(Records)
----------------------------------------
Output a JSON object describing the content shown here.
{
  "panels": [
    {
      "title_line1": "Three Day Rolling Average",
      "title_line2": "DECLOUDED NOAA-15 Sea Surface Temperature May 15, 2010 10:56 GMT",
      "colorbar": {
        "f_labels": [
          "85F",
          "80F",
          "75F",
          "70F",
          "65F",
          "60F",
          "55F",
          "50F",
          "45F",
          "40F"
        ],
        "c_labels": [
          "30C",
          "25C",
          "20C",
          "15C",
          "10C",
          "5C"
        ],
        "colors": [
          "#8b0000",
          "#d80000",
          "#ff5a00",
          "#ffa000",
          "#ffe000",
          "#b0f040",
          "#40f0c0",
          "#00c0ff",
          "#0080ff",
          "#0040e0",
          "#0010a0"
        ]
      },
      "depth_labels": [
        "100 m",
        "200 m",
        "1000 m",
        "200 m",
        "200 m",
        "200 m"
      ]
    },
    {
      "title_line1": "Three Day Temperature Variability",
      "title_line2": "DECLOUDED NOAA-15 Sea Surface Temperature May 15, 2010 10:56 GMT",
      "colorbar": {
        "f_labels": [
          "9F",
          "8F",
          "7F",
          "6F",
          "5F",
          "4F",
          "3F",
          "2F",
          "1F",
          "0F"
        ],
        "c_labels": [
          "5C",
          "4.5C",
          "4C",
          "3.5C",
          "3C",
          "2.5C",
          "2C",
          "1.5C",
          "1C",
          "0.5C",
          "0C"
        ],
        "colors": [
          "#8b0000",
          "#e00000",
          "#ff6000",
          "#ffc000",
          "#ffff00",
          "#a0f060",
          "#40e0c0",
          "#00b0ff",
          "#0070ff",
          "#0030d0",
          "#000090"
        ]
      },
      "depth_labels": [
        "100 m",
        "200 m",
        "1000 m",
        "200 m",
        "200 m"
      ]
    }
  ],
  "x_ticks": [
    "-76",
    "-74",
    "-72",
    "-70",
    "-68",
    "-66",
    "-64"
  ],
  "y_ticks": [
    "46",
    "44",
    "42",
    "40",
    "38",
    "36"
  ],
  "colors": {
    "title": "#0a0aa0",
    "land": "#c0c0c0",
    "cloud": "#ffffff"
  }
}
----------------------------------------
▸ **What you will do**:
Copy out the whole listing exactly.

▸ **In response**:
Output a JSON object describing the content shown here.
{
  "panels": [
    {
      "title_line1": "Three Day Rolling Average",
      "title_line2": "DECLOUDED NOAA-15 Sea Surface Temperature May 15, 2010 10:56 GMT",
      "colorbar": {
        "f_labels": [
          "85F",
          "80F",
          "75F",
          "70F",
          "65F",
          "60F",
          "55F",
          "50F",
          "45F",
          "40F"
        ],
        "c_labels": [
          "30C",
          "25C",
          "20C",
          "15C",
          "10C",
          "5C"
        ],
        "colors": [
          "#8b0000",
          "#d80000",
          "#ff5a00",
          "#ffa000",
          "#ffe000",
          "#b0f040",
          "#40f0c0",
          "#00c0ff",
          "#0080ff",
          "#0040e0",
          "#0010a0"
        ]
      },
      "depth_labels": [
        "100 m",
        "200 m",
        "1000 m",
        "200 m",
        "200 m",
        "200 m"
      ]
    },
    {
      "title_line1": "Three Day Temperature Variability",
      "title_line2": "DECLOUDED NOAA-15 Sea Surface Temperature May 15, 2010 10:56 GMT",
      "colorbar": {
        "f_labels": [
          "9F",
          "8F",
          "7F",
          "6F",
          "5F",
          "4F",
          "3F",
          "2F",
          "1F",
          "0F"
        ],
        "c_labels": [
          "5C",
          "4.5C",
          "4C",
          "3.5C",
          "3C",
          "2.5C",
          "2C",
          "1.5C",
          "1C",
          "0.5C",
          "0C"
        ],
        "colors": [
          "#8b0000",
          "#e00000",
          "#ff6000",
          "#ffc000",
          "#ffff00",
          "#a0f060",
          "#40e0c0",
          "#00b0ff",
          "#0070ff",
          "#0030d0",
          "#000090"
        ]
      },
      "depth_labels": [
        "100 m",
        "200 m",
        "1000 m",
        "200 m",
        "200 m"
      ]
    }
  ],
  "x_ticks": [
    "-76",
    "-74",
    "-72",
    "-70",
    "-68",
    "-66",
    "-64"
  ],
  "y_ticks": [
    "46",
    "44",
    "42",
    "40",
    "38",
    "36"
  ],
  "colors": {
    "title": "#0a0aa0",
    "land": "#c0c0c0",
    "cloud": "#ffffff"
  }
}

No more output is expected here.